▶ **DATA SHOWN**:
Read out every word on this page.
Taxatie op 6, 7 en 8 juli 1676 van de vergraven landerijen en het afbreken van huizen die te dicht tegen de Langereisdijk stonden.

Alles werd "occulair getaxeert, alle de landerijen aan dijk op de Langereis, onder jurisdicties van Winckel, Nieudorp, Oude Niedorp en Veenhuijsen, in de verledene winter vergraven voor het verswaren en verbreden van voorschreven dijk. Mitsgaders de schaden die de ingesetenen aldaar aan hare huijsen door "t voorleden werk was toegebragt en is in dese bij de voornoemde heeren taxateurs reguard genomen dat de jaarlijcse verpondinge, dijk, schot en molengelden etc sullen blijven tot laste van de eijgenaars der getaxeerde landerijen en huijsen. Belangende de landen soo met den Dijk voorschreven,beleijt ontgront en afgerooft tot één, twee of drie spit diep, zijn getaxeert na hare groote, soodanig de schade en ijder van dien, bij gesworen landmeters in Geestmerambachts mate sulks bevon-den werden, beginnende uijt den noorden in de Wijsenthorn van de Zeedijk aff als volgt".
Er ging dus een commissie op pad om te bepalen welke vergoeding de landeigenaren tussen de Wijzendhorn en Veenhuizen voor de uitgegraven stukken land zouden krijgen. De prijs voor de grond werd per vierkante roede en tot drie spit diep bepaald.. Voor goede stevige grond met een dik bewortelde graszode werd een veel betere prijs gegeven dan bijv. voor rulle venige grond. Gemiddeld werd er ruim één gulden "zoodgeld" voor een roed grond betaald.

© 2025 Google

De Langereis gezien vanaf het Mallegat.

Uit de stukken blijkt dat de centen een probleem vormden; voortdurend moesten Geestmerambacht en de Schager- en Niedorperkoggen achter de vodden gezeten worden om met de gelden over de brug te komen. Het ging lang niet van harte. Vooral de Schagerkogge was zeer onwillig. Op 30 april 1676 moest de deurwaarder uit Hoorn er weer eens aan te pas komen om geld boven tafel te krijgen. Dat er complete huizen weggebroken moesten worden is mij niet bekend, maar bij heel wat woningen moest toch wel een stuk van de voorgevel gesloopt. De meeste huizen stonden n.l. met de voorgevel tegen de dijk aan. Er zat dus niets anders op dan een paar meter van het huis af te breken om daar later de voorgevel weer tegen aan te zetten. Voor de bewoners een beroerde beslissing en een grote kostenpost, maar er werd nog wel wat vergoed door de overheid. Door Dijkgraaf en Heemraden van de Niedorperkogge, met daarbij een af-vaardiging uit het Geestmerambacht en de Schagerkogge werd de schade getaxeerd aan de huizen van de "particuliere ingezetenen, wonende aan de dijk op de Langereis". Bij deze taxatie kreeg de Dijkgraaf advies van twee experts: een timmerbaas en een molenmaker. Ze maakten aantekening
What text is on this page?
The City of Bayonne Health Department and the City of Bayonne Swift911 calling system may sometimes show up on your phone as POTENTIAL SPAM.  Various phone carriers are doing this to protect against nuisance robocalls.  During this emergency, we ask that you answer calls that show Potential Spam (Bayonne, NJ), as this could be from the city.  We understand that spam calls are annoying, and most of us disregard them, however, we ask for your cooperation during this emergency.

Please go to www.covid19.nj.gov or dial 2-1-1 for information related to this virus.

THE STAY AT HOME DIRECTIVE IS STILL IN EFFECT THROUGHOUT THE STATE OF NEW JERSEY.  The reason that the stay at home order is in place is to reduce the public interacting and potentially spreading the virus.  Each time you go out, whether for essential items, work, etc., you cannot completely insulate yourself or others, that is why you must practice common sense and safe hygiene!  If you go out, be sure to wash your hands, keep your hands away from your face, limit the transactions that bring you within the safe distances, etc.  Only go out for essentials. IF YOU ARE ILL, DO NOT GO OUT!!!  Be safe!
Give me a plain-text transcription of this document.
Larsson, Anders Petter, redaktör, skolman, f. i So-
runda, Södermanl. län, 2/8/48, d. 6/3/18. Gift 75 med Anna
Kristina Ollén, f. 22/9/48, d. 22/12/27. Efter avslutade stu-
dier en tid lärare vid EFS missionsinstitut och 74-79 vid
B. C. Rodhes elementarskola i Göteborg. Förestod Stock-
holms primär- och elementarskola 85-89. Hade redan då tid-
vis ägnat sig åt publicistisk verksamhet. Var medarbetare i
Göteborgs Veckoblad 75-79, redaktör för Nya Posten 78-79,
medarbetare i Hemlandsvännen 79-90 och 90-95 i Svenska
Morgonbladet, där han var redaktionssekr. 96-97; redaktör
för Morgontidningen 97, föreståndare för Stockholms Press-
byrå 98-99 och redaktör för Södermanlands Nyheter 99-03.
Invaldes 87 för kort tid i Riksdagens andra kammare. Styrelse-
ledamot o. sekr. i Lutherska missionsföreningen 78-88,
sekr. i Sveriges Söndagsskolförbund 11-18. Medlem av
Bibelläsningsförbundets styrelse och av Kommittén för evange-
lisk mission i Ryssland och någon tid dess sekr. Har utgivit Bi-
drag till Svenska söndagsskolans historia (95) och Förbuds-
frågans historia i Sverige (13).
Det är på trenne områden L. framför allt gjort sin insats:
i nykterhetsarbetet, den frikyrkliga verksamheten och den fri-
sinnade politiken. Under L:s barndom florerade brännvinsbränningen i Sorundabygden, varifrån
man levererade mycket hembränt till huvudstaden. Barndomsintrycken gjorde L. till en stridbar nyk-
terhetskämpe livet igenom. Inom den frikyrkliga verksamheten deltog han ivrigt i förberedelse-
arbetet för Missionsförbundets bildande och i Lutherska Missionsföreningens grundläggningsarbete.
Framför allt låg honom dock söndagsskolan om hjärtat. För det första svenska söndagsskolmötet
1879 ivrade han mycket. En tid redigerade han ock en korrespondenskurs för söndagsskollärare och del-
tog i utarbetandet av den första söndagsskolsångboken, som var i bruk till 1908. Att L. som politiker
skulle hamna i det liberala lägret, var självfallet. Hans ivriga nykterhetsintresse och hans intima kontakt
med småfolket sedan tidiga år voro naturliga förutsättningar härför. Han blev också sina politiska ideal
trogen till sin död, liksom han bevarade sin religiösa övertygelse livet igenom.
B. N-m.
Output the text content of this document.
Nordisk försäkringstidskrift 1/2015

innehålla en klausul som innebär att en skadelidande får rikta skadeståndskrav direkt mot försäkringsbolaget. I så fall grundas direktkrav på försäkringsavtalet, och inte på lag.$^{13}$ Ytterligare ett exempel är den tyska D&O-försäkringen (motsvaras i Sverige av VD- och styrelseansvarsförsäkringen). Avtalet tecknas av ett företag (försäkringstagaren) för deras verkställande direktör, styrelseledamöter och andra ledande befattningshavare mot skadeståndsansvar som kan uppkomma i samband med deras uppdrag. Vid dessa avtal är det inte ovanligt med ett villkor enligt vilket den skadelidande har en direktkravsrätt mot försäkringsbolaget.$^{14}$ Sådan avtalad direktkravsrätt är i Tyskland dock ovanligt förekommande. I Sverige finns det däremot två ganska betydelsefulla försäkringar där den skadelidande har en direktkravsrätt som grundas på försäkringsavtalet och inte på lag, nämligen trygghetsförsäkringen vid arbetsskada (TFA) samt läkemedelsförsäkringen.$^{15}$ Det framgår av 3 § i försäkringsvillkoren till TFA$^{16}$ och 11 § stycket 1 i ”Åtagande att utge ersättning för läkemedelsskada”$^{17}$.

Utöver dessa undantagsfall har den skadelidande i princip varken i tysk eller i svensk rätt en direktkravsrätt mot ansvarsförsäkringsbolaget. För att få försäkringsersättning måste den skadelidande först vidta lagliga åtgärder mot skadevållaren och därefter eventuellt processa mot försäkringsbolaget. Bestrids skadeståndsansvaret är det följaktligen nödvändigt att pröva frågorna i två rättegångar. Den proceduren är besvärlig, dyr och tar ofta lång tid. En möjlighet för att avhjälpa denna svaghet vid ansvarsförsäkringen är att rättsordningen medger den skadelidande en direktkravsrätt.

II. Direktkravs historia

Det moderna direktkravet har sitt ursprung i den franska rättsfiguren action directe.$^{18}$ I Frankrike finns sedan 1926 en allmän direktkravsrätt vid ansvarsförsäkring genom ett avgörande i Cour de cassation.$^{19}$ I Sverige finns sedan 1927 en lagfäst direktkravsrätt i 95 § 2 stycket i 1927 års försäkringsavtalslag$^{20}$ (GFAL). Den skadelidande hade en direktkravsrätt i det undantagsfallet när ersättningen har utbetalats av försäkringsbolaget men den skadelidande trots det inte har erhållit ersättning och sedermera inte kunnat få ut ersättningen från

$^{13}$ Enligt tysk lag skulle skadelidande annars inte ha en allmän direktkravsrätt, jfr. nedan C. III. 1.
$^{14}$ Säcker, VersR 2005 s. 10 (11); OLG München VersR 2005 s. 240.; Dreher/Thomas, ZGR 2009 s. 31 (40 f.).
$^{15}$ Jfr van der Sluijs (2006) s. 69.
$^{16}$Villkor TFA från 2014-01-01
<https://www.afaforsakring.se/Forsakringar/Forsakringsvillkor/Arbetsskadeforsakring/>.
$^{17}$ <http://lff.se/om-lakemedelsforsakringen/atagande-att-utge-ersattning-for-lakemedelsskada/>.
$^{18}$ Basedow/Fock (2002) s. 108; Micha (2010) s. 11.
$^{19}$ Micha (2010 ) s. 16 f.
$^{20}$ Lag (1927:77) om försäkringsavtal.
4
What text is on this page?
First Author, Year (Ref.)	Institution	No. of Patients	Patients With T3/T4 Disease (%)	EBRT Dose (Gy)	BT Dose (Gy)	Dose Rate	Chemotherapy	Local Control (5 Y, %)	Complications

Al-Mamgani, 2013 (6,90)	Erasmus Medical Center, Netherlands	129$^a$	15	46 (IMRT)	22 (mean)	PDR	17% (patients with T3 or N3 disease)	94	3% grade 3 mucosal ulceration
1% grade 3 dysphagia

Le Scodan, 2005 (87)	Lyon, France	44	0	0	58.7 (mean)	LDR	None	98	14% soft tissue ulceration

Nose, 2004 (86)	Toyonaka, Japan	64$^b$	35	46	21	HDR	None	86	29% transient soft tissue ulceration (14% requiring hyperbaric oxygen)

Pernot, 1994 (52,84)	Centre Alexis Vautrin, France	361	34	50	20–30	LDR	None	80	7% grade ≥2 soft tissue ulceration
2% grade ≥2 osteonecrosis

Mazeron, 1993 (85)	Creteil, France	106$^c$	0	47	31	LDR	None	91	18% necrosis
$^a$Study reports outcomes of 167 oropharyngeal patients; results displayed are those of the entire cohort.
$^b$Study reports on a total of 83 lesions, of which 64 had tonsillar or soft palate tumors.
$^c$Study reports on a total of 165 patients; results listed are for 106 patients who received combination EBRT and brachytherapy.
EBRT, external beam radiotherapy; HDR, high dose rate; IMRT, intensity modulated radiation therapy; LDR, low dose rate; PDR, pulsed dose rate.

▶ **THE TASK**: When a line in the listing above holds the word "redaktör", copy it.

▶ **RESULT**:
Larsson, Anders Petter, redaktör, skolman, f. i So-
Göteborgs Veckoblad 75-79, redaktör för Nya Posten 78-79,
Morgonbladet, där han var redaktionssekr. 96-97; redaktör
byrå 98-99 och redaktör för Södermanlands Nyheter 99-03.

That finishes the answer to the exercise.